Saved entries
--*--
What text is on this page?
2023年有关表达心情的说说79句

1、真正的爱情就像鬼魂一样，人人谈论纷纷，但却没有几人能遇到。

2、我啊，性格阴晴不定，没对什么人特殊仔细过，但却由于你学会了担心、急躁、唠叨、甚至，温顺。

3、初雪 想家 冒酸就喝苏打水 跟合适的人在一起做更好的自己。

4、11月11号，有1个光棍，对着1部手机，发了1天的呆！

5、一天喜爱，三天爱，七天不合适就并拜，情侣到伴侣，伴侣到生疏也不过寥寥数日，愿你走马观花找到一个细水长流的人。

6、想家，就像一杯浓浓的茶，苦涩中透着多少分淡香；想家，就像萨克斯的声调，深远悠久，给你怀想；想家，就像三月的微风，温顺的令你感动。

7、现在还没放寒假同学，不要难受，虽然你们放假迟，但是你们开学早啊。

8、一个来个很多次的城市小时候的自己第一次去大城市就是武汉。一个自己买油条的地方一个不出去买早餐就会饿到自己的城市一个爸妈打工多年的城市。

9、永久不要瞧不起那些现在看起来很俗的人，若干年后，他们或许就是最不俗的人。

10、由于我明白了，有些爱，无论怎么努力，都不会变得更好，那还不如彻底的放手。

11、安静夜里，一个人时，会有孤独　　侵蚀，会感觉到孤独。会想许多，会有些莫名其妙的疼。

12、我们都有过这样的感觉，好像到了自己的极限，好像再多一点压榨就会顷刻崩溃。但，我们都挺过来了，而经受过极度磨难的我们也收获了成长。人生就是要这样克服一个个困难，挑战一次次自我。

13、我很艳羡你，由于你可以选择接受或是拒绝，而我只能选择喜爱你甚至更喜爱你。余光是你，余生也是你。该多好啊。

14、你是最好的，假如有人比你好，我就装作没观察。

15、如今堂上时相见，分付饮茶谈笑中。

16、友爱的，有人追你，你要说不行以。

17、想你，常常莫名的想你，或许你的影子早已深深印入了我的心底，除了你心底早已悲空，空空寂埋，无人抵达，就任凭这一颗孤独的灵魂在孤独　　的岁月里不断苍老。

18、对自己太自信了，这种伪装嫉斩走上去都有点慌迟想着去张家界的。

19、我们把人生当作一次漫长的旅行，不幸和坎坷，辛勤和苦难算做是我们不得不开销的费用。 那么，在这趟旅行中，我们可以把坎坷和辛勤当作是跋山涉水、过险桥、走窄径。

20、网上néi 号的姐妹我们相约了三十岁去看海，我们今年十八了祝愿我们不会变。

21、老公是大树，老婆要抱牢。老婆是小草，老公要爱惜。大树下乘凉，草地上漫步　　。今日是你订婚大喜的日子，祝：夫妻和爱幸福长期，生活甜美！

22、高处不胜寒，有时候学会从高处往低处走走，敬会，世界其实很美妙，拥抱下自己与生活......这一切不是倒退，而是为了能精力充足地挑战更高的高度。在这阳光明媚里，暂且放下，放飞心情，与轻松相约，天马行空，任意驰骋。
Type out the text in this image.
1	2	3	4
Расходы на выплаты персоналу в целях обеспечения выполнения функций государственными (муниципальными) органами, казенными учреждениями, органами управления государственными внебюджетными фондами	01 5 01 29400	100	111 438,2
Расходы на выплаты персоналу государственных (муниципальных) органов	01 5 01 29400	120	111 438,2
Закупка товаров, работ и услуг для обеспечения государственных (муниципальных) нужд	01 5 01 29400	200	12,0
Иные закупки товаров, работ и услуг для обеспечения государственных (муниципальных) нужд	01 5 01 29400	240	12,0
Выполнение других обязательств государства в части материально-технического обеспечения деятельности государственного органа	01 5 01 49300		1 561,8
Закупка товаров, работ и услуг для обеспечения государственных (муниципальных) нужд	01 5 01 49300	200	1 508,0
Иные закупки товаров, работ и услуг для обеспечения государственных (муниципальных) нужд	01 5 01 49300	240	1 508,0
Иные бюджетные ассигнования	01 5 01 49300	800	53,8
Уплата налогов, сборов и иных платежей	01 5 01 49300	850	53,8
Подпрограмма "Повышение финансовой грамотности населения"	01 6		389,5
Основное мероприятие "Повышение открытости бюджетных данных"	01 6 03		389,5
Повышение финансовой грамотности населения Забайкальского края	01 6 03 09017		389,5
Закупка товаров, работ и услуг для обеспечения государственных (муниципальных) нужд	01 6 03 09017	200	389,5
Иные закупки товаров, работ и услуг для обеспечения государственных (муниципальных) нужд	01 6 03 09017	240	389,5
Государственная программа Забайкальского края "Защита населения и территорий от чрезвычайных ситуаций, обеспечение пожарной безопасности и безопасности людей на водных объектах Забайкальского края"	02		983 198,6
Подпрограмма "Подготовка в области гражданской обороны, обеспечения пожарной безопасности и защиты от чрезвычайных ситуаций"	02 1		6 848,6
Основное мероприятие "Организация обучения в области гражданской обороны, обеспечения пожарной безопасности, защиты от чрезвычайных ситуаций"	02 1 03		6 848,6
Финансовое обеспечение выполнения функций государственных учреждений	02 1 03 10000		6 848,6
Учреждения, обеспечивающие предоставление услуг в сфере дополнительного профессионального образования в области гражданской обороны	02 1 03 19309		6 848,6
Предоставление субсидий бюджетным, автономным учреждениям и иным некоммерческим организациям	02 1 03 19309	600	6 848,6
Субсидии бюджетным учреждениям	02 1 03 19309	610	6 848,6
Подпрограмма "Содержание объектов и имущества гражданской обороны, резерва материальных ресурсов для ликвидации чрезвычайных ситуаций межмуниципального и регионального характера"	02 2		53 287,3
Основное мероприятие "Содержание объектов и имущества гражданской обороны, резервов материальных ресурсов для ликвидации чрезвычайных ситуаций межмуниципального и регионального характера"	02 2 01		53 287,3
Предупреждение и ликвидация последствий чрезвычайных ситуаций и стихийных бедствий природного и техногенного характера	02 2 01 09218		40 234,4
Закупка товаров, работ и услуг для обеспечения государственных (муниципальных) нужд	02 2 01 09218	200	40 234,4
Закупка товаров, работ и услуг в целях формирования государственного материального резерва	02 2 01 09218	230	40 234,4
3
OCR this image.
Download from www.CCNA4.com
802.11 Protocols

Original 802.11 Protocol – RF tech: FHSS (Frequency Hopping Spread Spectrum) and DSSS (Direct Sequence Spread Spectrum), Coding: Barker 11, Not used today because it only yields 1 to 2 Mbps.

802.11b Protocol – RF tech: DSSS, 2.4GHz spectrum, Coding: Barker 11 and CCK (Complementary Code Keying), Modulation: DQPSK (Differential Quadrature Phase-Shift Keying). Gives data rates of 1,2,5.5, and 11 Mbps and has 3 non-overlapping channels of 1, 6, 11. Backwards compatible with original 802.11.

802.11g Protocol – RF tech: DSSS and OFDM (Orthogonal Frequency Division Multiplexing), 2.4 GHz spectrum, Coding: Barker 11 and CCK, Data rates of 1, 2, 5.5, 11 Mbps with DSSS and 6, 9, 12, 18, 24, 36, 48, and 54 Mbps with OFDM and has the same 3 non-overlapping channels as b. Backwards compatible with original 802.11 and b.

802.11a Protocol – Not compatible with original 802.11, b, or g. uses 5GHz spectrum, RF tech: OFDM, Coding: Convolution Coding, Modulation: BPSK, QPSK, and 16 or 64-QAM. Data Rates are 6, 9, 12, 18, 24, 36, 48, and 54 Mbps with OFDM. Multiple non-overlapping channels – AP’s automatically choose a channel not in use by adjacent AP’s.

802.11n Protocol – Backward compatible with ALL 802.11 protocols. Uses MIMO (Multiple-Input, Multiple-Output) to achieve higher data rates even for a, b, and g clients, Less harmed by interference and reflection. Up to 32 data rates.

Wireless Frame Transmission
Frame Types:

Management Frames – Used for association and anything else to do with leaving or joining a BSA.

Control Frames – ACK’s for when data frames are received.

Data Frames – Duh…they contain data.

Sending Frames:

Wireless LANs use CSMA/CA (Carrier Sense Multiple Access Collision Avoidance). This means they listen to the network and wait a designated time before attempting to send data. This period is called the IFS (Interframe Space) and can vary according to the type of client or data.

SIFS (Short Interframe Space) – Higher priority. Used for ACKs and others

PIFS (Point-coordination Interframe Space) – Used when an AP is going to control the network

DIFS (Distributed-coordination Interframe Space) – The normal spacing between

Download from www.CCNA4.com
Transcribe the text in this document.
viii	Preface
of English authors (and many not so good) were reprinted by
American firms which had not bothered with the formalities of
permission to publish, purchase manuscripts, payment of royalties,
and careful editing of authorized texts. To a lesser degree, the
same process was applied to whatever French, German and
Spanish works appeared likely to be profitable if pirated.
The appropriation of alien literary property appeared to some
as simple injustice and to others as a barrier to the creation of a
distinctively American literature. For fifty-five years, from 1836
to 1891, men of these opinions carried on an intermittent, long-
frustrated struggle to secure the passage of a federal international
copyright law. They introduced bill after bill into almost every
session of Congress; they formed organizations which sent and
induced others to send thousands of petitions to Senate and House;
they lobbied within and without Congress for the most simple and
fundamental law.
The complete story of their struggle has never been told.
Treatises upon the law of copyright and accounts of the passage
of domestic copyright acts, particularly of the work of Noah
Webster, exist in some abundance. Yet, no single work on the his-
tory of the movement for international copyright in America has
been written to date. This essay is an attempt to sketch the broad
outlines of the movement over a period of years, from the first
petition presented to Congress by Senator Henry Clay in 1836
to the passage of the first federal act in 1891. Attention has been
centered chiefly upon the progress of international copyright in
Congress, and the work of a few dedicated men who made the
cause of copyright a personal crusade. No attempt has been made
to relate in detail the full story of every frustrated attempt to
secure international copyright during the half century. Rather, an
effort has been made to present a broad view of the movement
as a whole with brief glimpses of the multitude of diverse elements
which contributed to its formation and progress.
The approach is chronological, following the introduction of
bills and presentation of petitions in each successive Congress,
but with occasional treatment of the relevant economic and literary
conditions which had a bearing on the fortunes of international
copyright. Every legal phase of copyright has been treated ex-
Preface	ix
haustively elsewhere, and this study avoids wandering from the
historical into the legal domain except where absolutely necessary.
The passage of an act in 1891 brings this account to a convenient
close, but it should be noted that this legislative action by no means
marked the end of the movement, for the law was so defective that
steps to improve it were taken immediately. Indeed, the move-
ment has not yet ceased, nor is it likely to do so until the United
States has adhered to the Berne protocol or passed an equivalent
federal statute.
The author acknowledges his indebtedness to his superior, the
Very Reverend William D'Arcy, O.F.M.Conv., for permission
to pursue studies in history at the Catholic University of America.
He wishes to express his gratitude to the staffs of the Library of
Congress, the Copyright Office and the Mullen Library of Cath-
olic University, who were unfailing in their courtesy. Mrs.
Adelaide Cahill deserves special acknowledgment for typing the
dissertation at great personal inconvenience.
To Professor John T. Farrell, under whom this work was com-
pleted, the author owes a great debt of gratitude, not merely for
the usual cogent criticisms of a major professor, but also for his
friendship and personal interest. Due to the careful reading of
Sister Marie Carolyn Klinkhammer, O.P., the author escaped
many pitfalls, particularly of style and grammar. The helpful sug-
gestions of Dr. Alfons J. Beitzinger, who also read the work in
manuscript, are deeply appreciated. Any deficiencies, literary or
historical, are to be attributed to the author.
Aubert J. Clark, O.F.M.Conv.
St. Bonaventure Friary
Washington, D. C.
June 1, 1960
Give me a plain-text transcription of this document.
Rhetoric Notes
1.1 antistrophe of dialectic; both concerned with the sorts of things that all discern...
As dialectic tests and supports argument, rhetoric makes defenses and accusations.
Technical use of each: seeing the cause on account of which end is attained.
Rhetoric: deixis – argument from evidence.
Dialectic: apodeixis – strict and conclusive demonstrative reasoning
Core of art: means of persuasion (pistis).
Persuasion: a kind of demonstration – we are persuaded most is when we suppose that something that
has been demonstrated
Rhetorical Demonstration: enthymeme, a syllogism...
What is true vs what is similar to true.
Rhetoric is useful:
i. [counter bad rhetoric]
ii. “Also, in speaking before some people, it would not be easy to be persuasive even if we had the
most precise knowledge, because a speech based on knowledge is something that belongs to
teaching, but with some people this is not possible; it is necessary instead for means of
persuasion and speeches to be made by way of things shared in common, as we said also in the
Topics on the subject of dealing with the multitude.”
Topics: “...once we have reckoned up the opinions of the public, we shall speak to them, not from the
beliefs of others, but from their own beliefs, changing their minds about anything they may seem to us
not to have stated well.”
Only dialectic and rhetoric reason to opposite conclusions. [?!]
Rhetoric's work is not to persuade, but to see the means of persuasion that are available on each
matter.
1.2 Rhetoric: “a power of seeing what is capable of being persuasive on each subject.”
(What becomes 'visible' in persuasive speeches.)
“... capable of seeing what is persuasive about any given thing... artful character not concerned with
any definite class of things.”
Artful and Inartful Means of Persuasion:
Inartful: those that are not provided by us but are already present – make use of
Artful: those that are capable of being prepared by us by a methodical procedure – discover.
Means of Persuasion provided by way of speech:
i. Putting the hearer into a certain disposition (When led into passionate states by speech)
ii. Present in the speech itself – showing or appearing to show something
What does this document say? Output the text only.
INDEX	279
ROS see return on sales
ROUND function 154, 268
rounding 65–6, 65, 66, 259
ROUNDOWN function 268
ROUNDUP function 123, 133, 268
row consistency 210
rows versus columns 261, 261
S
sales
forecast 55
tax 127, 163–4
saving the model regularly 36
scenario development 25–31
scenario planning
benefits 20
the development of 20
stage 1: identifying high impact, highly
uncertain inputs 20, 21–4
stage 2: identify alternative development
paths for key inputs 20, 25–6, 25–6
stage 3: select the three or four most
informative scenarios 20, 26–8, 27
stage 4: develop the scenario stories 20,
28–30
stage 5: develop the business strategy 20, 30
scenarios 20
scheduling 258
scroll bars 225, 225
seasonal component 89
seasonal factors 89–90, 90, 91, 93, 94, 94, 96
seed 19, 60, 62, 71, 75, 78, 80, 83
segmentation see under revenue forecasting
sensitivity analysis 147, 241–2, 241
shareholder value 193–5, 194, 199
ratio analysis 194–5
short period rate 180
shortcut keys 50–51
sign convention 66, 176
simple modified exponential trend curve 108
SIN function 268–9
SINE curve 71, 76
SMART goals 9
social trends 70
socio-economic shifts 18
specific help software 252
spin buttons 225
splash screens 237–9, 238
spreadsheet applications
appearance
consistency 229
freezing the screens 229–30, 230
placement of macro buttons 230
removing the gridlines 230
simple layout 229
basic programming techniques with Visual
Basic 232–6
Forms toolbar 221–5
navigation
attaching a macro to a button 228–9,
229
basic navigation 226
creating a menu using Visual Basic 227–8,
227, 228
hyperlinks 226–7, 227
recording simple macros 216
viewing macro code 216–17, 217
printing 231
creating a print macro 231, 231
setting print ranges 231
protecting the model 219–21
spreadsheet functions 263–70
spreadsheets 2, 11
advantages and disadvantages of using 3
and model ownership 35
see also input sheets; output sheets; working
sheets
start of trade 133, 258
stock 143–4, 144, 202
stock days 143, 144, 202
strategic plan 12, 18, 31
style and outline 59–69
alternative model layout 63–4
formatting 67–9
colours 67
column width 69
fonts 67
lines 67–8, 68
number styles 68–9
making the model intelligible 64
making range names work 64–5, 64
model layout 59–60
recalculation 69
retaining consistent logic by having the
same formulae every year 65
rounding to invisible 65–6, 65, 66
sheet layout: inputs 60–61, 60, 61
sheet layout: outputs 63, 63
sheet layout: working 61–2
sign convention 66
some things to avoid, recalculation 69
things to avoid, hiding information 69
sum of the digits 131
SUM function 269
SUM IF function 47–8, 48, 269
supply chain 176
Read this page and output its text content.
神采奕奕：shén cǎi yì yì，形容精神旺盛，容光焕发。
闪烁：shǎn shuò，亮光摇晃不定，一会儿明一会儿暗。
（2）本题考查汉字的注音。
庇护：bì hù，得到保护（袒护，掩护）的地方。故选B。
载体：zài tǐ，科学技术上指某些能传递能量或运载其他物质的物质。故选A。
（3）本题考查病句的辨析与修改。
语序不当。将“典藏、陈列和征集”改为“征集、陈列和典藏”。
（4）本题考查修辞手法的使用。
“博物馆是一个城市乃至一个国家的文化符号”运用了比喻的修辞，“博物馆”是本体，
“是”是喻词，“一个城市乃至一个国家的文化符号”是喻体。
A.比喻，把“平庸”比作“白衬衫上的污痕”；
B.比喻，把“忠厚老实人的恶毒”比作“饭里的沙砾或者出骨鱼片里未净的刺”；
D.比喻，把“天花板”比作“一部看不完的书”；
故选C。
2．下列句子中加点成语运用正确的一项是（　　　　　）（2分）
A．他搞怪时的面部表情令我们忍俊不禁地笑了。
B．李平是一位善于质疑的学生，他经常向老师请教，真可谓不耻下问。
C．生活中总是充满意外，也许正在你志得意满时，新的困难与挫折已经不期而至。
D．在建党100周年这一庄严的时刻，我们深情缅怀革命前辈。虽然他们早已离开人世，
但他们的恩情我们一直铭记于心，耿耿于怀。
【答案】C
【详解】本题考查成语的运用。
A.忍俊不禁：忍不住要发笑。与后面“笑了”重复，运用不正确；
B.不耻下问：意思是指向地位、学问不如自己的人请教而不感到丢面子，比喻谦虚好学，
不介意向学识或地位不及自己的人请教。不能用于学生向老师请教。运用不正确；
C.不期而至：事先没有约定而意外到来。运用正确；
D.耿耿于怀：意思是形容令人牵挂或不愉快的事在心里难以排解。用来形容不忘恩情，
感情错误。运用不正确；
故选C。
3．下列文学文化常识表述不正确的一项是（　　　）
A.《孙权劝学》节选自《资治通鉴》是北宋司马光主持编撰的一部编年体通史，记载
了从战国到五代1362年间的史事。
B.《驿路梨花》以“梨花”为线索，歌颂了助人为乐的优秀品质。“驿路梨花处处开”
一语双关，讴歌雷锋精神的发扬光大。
--*--
> **Instructions for the task**: Copy each line above where the string "seasonal" occurs.

> **Result of this exercise**:
seasonal component 89
seasonal factors 89–90, 90, 91, 93, 94, 94, 96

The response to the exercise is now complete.